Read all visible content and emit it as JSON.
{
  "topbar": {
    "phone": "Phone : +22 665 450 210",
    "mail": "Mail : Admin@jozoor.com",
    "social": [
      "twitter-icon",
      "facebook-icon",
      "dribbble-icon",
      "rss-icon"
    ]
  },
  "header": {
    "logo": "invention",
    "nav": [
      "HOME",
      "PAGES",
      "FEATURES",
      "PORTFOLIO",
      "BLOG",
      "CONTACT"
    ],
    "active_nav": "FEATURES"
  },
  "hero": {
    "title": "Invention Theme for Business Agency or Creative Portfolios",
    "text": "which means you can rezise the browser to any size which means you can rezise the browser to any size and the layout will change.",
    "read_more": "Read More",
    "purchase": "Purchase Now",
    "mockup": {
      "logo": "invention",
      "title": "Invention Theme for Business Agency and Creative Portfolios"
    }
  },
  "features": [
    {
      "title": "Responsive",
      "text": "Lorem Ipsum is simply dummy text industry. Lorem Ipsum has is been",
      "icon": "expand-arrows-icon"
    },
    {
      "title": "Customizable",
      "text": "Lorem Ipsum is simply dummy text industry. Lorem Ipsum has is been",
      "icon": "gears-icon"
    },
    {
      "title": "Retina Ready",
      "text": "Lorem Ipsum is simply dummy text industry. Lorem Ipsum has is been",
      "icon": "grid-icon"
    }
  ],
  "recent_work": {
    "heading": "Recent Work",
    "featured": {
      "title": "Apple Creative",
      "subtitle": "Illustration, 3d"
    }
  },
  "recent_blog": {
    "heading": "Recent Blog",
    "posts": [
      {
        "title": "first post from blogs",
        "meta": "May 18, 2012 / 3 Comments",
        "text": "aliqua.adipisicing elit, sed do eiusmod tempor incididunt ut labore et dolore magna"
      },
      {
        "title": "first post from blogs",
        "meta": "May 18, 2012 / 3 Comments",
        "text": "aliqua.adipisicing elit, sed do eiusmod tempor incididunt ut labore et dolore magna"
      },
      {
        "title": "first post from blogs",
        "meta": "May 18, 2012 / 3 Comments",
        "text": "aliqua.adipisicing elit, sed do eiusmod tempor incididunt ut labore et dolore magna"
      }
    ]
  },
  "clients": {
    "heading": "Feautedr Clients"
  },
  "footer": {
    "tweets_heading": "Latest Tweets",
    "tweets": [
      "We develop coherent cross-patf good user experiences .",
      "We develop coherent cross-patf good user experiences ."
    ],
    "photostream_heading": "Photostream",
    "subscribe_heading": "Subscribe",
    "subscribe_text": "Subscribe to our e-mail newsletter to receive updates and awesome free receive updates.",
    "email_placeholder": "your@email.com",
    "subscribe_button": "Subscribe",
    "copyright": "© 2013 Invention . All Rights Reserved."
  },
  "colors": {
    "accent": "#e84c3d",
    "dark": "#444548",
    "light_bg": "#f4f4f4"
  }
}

===============

▸ **Given task**
Copy out each line above, character for character.

▸ **Correct result**
Read all visible content and emit it as JSON.
{
  "topbar": {
    "phone": "Phone : +22 665 450 210",
    "mail": "Mail : Admin@jozoor.com",
    "social": [
      "twitter-icon",
      "facebook-icon",
      "dribbble-icon",
      "rss-icon"
    ]
  },
  "header": {
    "logo": "invention",
    "nav": [
      "HOME",
      "PAGES",
      "FEATURES",
      "PORTFOLIO",
      "BLOG",
      "CONTACT"
    ],
    "active_nav": "FEATURES"
  },
  "hero": {
    "title": "Invention Theme for Business Agency or Creative Portfolios",
    "text": "which means you can rezise the browser to any size which means you can rezise the browser to any size and the layout will change.",
    "read_more": "Read More",
    "purchase": "Purchase Now",
    "mockup": {
      "logo": "invention",
      "title": "Invention Theme for Business Agency and Creative Portfolios"
    }
  },
  "features": [
    {
      "title": "Responsive",
      "text": "Lorem Ipsum is simply dummy text industry. Lorem Ipsum has is been",
      "icon": "expand-arrows-icon"
    },
    {
      "title": "Customizable",
      "text": "Lorem Ipsum is simply dummy text industry. Lorem Ipsum has is been",
      "icon": "gears-icon"
    },
    {
      "title": "Retina Ready",
      "text": "Lorem Ipsum is simply dummy text industry. Lorem Ipsum has is been",
      "icon": "grid-icon"
    }
  ],
  "recent_work": {
    "heading": "Recent Work",
    "featured": {
      "title": "Apple Creative",
      "subtitle": "Illustration, 3d"
    }
  },
  "recent_blog": {
    "heading": "Recent Blog",
    "posts": [
      {
        "title": "first post from blogs",
        "meta": "May 18, 2012 / 3 Comments",
        "text": "aliqua.adipisicing elit, sed do eiusmod tempor incididunt ut labore et dolore magna"
      },
      {
        "title": "first post from blogs",
        "meta": "May 18, 2012 / 3 Comments",
        "text": "aliqua.adipisicing elit, sed do eiusmod tempor incididunt ut labore et dolore magna"
      },
      {
        "title": "first post from blogs",
        "meta": "May 18, 2012 / 3 Comments",
        "text": "aliqua.adipisicing elit, sed do eiusmod tempor incididunt ut labore et dolore magna"
      }
    ]
  },
  "clients": {
    "heading": "Feautedr Clients"
  },
  "footer": {
    "tweets_heading": "Latest Tweets",
    "tweets": [
      "We develop coherent cross-patf good user experiences .",
      "We develop coherent cross-patf good user experiences ."
    ],
    "photostream_heading": "Photostream",
    "subscribe_heading": "Subscribe",
    "subscribe_text": "Subscribe to our e-mail newsletter to receive updates and awesome free receive updates.",
    "email_placeholder": "your@email.com",
    "subscribe_button": "Subscribe",
    "copyright": "© 2013 Invention . All Rights Reserved."
  },
  "colors": {
    "accent": "#e84c3d",
    "dark": "#444548",
    "light_bg": "#f4f4f4"
  }
}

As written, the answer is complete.